#### [GIVEN TASK]
Work out how many lines of the data hold the string "color", and reply with that number alone.

#### [SUPPLIED MATERIAL]
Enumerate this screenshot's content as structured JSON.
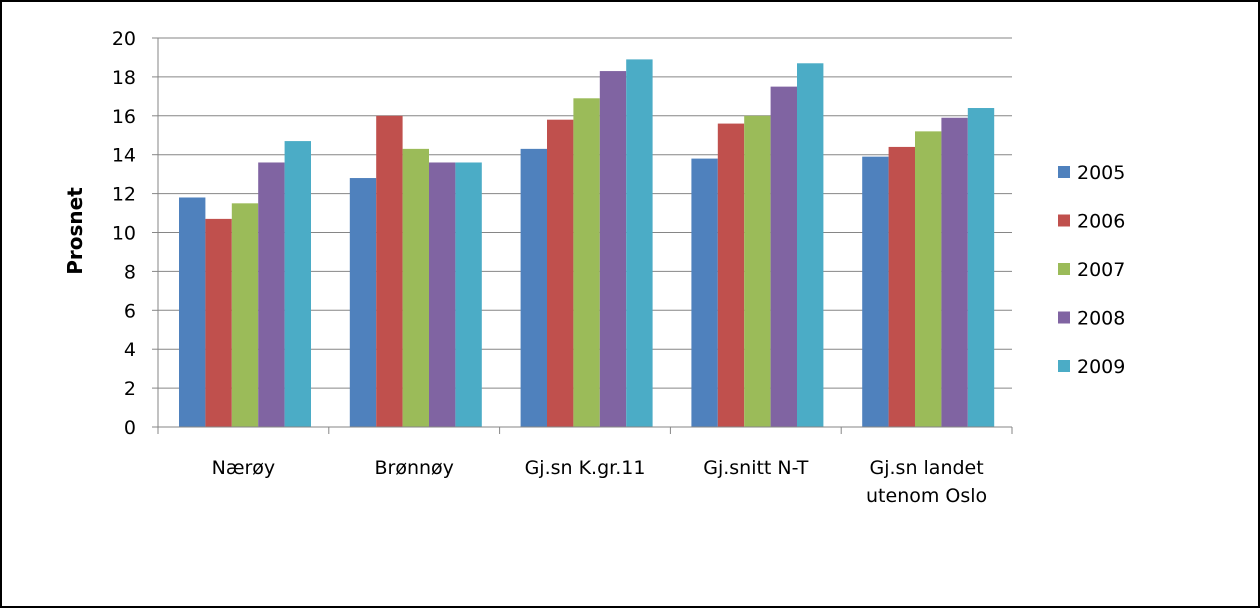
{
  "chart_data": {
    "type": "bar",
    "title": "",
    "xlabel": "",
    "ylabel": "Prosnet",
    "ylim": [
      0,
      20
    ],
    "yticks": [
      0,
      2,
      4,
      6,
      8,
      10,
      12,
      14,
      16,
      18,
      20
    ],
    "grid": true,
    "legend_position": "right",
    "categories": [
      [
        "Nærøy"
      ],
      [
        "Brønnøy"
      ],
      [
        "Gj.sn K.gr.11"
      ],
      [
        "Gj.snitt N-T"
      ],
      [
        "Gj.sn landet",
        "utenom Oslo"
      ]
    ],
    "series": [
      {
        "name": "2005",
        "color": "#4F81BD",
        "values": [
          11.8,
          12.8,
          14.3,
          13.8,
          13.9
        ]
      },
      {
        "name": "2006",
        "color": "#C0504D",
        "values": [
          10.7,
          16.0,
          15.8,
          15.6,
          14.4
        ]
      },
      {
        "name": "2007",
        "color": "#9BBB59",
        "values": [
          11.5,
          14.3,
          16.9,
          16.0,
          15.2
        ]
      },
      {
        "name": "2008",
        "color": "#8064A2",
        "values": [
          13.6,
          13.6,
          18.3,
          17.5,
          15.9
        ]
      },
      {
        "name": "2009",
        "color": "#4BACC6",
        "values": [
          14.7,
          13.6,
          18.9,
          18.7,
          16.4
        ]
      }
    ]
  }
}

#### [RESULT OF THIS TASK]
5